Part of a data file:
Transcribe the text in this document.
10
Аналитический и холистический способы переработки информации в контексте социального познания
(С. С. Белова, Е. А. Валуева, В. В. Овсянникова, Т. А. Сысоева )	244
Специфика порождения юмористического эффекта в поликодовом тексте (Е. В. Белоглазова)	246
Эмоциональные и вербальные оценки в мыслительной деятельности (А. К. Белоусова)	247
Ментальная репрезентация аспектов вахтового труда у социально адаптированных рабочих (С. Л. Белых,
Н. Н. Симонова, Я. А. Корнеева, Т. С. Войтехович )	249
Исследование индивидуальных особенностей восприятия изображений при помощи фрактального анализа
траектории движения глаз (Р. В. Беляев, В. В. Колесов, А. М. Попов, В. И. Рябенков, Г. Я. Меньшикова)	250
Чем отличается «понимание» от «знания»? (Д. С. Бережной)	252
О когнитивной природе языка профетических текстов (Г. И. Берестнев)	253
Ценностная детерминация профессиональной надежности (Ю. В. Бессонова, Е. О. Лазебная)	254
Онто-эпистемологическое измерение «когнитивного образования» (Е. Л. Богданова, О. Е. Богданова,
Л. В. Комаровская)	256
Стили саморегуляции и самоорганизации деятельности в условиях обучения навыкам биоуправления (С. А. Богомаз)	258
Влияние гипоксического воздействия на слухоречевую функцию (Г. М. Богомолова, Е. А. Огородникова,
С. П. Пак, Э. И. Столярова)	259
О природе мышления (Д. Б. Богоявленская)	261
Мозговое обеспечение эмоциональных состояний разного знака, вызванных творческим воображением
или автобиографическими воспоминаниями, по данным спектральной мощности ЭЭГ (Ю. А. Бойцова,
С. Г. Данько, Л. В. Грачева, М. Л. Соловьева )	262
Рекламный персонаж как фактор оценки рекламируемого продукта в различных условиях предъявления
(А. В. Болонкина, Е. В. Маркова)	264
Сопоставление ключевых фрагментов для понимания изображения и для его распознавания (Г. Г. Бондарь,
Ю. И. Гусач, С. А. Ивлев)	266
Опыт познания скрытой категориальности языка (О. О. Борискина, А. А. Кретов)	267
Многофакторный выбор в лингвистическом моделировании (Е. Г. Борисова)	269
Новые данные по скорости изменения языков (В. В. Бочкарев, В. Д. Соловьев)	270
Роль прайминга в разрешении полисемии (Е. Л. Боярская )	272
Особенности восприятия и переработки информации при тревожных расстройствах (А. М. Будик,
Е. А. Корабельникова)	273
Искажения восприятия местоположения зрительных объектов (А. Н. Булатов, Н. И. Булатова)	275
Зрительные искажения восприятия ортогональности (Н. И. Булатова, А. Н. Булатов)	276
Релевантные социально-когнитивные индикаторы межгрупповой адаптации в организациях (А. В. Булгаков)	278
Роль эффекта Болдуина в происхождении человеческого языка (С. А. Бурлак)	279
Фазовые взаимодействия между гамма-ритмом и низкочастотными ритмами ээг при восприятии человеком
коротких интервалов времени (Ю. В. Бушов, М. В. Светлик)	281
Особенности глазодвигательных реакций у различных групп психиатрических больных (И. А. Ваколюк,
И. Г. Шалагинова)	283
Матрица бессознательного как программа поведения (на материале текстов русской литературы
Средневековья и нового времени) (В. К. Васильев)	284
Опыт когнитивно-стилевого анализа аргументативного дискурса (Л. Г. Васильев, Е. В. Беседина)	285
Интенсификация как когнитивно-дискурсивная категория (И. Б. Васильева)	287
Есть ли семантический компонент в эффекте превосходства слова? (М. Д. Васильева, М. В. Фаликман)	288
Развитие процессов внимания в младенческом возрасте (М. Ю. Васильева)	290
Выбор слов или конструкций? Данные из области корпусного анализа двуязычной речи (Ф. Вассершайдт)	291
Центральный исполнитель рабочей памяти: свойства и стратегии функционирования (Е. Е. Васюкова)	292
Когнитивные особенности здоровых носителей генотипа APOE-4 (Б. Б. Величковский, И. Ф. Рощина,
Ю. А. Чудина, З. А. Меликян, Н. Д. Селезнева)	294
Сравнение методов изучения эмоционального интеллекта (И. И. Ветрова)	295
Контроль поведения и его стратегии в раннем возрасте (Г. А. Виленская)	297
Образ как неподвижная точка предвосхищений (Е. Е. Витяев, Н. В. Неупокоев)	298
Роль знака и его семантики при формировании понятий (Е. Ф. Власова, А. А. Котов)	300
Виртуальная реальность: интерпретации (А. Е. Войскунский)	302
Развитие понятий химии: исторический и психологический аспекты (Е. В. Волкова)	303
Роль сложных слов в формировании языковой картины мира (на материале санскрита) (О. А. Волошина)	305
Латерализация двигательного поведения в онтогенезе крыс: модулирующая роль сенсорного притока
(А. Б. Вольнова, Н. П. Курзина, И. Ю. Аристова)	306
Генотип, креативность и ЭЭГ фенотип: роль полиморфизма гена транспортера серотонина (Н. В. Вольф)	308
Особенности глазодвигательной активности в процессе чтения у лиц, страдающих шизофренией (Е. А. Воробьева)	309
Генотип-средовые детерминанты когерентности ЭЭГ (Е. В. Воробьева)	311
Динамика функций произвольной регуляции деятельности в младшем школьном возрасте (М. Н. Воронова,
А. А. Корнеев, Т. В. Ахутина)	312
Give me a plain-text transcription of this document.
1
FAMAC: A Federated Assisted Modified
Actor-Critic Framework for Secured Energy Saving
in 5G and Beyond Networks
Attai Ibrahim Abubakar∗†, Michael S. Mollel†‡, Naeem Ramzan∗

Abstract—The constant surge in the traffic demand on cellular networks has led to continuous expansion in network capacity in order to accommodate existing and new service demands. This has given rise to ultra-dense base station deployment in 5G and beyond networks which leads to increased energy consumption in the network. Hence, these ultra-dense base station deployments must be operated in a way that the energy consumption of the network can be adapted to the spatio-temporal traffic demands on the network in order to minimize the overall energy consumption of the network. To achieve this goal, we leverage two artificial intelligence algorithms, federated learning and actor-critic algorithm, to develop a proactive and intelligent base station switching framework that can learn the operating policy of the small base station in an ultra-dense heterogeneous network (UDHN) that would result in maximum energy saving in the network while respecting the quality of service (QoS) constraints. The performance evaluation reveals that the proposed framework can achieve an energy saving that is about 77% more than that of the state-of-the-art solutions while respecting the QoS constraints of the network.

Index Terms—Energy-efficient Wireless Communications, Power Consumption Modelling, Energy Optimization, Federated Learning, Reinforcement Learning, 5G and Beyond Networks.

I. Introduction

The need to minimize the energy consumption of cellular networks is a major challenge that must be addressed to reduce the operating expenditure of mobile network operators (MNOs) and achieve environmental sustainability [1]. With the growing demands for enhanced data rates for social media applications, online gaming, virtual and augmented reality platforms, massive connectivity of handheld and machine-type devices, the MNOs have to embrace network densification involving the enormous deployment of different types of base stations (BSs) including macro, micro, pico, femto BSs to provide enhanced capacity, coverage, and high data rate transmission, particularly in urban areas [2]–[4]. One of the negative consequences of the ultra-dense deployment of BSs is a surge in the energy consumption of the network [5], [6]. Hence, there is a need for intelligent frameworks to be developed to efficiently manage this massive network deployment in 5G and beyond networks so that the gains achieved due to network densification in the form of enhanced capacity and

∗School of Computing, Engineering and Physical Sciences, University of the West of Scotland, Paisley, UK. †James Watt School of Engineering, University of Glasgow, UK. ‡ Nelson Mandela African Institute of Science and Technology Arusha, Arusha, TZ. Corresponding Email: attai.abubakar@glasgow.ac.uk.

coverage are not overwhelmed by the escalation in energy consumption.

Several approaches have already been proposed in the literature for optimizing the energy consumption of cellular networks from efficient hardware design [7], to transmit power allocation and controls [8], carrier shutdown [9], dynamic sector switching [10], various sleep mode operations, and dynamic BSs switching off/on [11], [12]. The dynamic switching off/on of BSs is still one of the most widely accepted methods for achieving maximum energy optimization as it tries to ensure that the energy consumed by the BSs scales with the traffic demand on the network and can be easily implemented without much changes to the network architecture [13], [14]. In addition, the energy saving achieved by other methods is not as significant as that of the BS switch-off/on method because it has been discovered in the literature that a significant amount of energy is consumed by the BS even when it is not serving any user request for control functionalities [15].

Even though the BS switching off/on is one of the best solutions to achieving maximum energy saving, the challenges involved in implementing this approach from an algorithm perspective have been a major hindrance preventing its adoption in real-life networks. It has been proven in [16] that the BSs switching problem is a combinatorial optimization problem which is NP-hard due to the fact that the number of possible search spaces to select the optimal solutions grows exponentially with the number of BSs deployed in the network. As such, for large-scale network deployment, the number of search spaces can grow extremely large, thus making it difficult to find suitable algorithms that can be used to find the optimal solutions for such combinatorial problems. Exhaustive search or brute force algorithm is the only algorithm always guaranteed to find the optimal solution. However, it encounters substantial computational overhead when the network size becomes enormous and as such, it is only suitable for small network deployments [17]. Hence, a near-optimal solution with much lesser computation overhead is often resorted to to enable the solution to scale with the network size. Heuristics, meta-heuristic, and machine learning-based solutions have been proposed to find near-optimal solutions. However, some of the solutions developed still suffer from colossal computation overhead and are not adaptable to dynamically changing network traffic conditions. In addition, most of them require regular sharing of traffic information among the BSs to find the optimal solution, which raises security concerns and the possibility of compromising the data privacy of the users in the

> Problem description
Scan the entries above for the word "познания" and collect each line holding it.

> Response
Аналитический и холистический способы переработки информации в контексте социального познания
Опыт познания скрытой категориальности языка (О. О. Борискина, А. А. Кретов)	267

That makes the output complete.